>>>

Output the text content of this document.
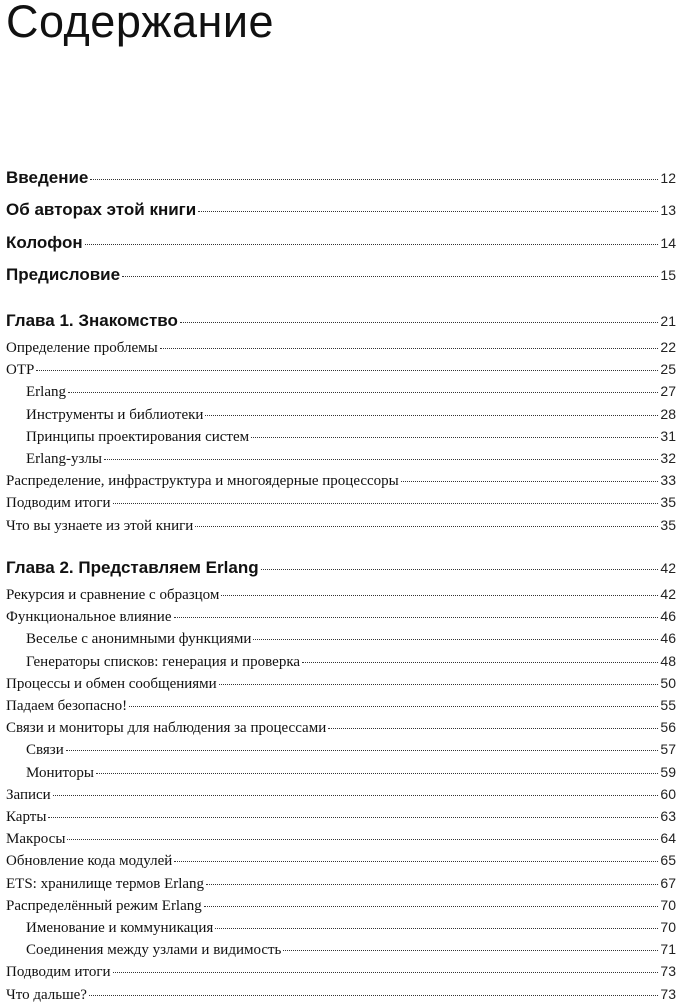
Содержание
Введение	12
Об авторах этой книги	13
Колофон	14
Предисловие	15
Глава 1. Знакомство	21
Определение проблемы	22
OTP	25
Erlang	27
Инструменты и библиотеки	28
Принципы проектирования систем	31
Erlang-узлы	32
Распределение, инфраструктура и многоядерные процессоры	33
Подводим итоги	35
Что вы узнаете из этой книги	35
Глава 2. Представляем Erlang	42
Рекурсия и сравнение с образцом	42
Функциональное влияние	46
Веселье с анонимными функциями	46
Генераторы списков: генерация и проверка	48
Процессы и обмен сообщениями	50
Падаем безопасно!	55
Связи и мониторы для наблюдения за процессами	56
Связи	57
Мониторы	59
Записи	60
Карты	63
Макросы	64
Обновление кода модулей	65
ETS: хранилище термов Erlang	67
Распределённый режим Erlang	70
Именование и коммуникация	70
Соединения между узлами и видимость	71
Подводим итоги	73
Что дальше?	73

<<<

Write out all the entries again, word for word, and print no images.

Output the text content of this document.
Содержание
Введение	12
Об авторах этой книги	13
Колофон	14
Предисловие	15
Глава 1. Знакомство	21
Определение проблемы	22
OTP	25
Erlang	27
Инструменты и библиотеки	28
Принципы проектирования систем	31
Erlang-узлы	32
Распределение, инфраструктура и многоядерные процессоры	33
Подводим итоги	35
Что вы узнаете из этой книги	35
Глава 2. Представляем Erlang	42
Рекурсия и сравнение с образцом	42
Функциональное влияние	46
Веселье с анонимными функциями	46
Генераторы списков: генерация и проверка	48
Процессы и обмен сообщениями	50
Падаем безопасно!	55
Связи и мониторы для наблюдения за процессами	56
Связи	57
Мониторы	59
Записи	60
Карты	63
Макросы	64
Обновление кода модулей	65
ETS: хранилище термов Erlang	67
Распределённый режим Erlang	70
Именование и коммуникация	70
Соединения между узлами и видимость	71
Подводим итоги	73
Что дальше?	73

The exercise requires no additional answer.